start Exercise data

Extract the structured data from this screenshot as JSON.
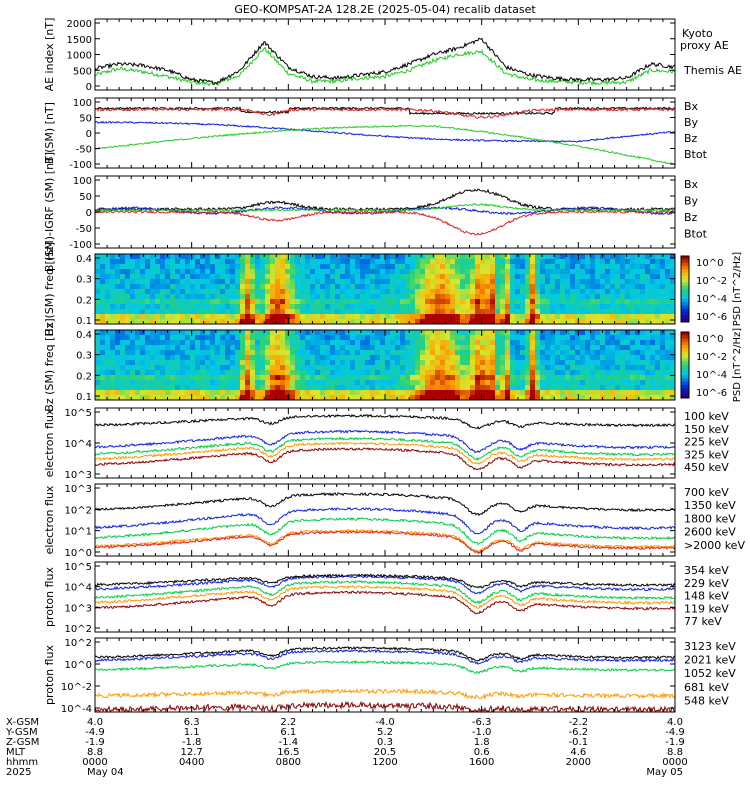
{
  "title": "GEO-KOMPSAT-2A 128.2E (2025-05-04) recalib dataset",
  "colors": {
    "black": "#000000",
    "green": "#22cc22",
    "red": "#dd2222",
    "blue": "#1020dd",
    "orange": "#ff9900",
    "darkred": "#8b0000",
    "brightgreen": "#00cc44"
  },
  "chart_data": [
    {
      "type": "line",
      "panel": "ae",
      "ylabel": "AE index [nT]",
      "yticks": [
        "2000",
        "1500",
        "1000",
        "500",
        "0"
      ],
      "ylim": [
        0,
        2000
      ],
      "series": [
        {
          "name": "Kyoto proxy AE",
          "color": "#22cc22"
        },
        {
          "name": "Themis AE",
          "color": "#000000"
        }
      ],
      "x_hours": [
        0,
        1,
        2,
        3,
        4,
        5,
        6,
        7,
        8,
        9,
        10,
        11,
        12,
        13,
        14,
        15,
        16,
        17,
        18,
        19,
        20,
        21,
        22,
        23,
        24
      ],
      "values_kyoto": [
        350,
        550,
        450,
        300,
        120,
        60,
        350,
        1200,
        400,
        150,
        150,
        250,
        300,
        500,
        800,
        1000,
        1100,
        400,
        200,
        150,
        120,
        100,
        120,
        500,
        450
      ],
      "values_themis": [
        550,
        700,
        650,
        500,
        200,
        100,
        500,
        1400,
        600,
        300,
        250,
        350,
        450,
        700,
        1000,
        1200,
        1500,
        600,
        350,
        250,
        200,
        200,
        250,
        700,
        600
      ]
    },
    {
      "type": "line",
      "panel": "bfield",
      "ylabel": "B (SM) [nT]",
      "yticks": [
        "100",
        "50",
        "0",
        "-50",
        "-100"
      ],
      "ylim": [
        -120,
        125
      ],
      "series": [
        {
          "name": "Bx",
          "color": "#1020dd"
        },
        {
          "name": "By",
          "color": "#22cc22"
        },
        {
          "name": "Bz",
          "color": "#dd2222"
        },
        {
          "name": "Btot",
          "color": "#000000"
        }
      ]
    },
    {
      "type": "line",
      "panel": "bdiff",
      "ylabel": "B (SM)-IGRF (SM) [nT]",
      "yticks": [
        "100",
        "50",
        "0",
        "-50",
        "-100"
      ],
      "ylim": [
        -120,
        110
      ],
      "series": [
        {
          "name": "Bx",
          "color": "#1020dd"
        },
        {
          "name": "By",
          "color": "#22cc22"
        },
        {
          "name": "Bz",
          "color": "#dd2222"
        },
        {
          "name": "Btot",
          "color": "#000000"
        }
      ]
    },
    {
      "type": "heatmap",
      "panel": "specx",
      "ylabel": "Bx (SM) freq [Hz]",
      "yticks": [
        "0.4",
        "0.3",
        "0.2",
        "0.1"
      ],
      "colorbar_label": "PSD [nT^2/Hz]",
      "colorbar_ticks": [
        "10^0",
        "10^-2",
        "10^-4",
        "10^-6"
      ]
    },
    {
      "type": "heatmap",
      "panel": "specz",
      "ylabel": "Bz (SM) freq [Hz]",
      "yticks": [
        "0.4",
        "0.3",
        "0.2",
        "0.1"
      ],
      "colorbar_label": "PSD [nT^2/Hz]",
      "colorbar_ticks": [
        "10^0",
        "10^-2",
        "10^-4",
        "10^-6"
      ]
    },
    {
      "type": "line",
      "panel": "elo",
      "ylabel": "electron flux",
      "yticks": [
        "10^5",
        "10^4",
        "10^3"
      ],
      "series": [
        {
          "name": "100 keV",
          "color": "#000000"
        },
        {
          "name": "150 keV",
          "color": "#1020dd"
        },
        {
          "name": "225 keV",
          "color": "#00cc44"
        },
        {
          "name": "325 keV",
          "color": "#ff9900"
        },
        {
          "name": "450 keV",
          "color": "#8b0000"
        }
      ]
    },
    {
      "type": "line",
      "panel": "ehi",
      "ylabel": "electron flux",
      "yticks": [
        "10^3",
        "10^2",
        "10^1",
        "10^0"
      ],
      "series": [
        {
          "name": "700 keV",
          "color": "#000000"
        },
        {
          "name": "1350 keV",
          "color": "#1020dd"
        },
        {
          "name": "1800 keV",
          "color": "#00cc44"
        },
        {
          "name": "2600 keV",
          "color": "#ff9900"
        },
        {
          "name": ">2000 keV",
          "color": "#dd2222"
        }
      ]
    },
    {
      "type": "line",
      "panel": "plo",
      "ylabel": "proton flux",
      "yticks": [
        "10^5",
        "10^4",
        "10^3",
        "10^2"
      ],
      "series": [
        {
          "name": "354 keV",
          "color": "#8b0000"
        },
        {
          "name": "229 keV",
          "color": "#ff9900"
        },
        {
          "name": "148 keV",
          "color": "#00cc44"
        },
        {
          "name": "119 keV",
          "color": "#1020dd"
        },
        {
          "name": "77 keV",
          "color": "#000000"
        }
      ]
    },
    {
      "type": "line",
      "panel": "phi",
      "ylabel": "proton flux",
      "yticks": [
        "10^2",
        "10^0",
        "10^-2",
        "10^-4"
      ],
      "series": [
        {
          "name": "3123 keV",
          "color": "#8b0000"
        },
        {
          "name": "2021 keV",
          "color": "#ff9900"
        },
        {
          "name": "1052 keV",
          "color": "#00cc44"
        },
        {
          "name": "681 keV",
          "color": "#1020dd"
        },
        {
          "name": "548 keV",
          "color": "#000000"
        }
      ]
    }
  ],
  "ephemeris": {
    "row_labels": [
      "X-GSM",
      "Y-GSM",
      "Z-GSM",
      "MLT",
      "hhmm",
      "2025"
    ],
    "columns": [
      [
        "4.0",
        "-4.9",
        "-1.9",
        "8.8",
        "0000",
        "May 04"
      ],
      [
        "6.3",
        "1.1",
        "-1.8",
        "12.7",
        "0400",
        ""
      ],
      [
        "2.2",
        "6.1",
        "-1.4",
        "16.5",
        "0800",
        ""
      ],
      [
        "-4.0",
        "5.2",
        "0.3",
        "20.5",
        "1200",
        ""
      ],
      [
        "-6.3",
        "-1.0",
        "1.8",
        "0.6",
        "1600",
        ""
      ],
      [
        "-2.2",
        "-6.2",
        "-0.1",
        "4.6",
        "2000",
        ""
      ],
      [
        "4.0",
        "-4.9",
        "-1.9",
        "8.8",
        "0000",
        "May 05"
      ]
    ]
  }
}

end Exercise data
start Exercise data

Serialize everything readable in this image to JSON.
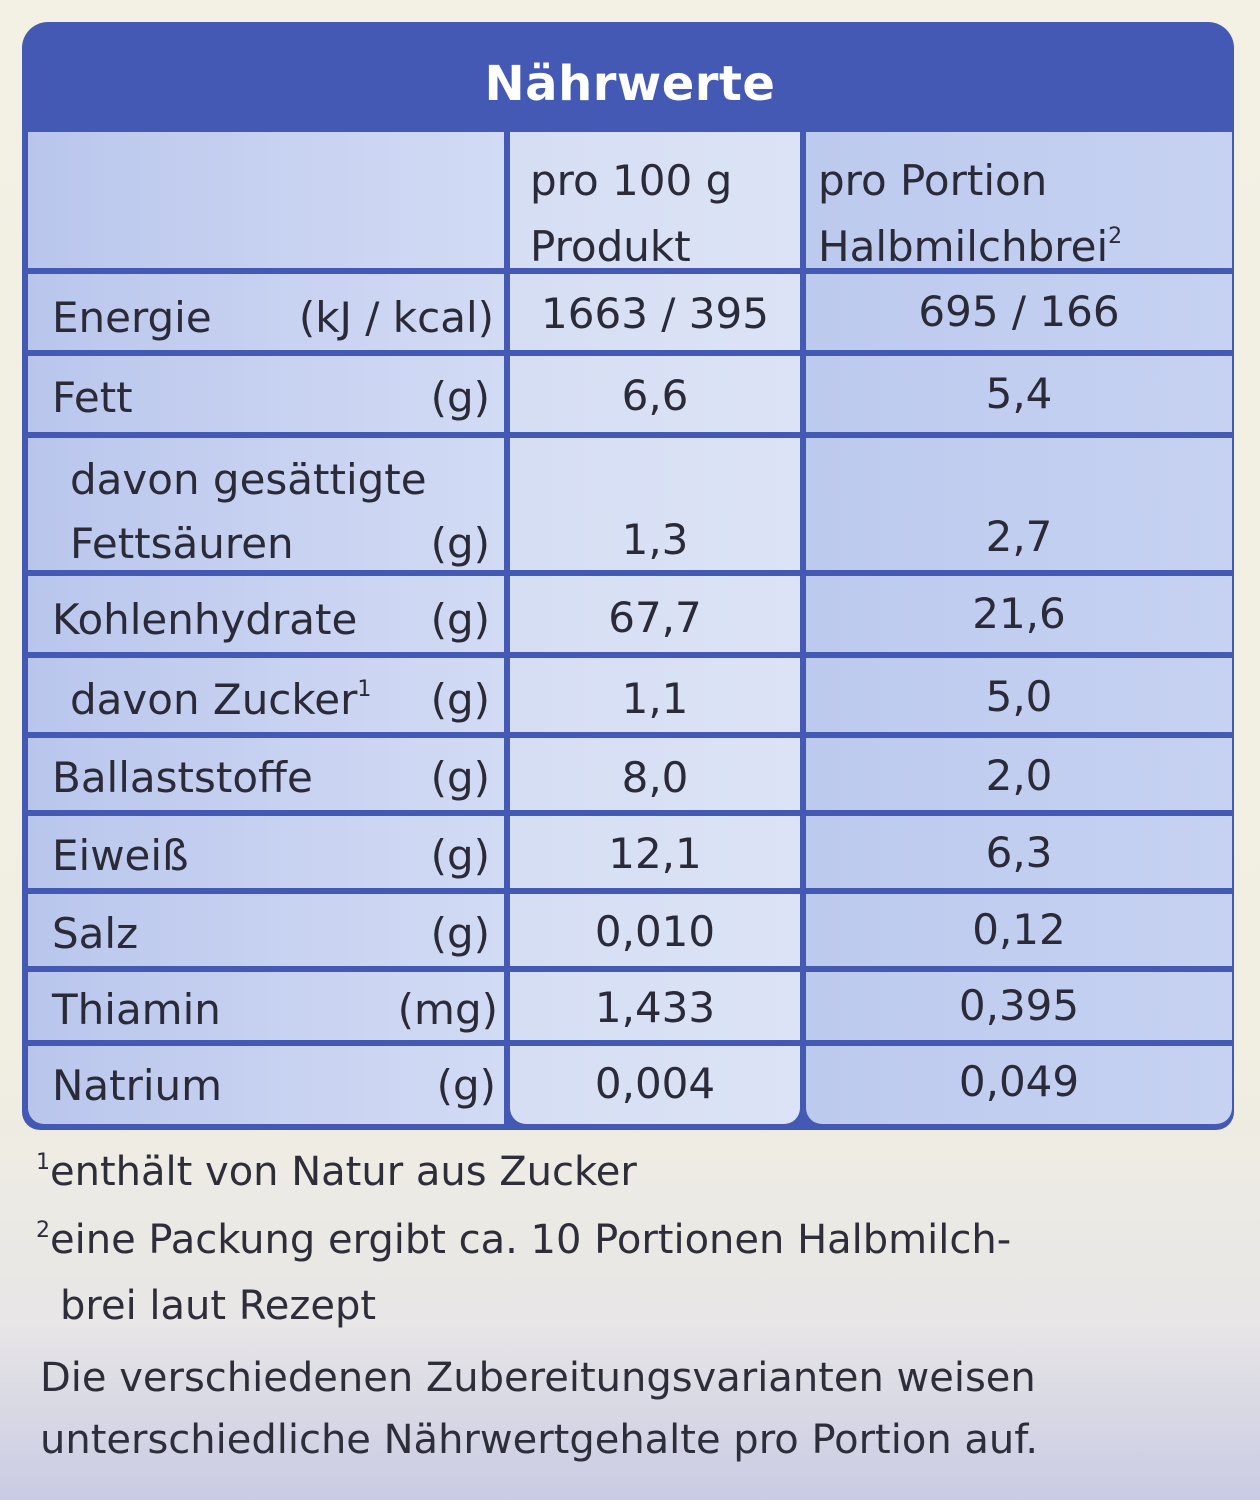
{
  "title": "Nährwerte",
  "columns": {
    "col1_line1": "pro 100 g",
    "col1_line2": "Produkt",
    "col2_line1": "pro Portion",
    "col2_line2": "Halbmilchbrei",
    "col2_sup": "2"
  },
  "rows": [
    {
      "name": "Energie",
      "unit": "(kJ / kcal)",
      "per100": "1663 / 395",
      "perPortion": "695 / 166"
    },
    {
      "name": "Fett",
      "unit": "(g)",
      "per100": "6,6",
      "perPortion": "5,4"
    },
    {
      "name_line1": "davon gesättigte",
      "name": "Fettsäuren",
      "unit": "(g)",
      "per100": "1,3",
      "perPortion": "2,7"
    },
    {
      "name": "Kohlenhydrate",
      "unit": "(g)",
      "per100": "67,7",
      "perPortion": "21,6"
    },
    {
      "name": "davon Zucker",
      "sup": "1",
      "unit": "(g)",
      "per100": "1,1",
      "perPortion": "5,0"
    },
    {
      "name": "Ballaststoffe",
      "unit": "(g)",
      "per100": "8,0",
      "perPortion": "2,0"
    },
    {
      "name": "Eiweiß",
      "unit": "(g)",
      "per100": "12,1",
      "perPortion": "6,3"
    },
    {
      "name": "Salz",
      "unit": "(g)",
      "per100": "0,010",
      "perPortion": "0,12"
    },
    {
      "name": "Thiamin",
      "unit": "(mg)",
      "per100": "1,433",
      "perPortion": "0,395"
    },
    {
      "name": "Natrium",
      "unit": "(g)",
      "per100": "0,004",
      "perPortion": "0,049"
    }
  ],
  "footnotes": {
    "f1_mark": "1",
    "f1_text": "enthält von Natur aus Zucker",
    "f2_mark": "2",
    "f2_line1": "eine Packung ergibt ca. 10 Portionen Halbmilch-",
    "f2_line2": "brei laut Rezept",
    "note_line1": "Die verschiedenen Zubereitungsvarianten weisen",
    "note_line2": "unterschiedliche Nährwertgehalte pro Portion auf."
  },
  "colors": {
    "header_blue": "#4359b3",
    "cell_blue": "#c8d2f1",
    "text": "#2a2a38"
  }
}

end Exercise data

• [Work to complete] Collect the lines of the data that carry the word "davon".

• [Task output]
      "name_line1": "davon gesättigte",
      "name": "davon Zucker",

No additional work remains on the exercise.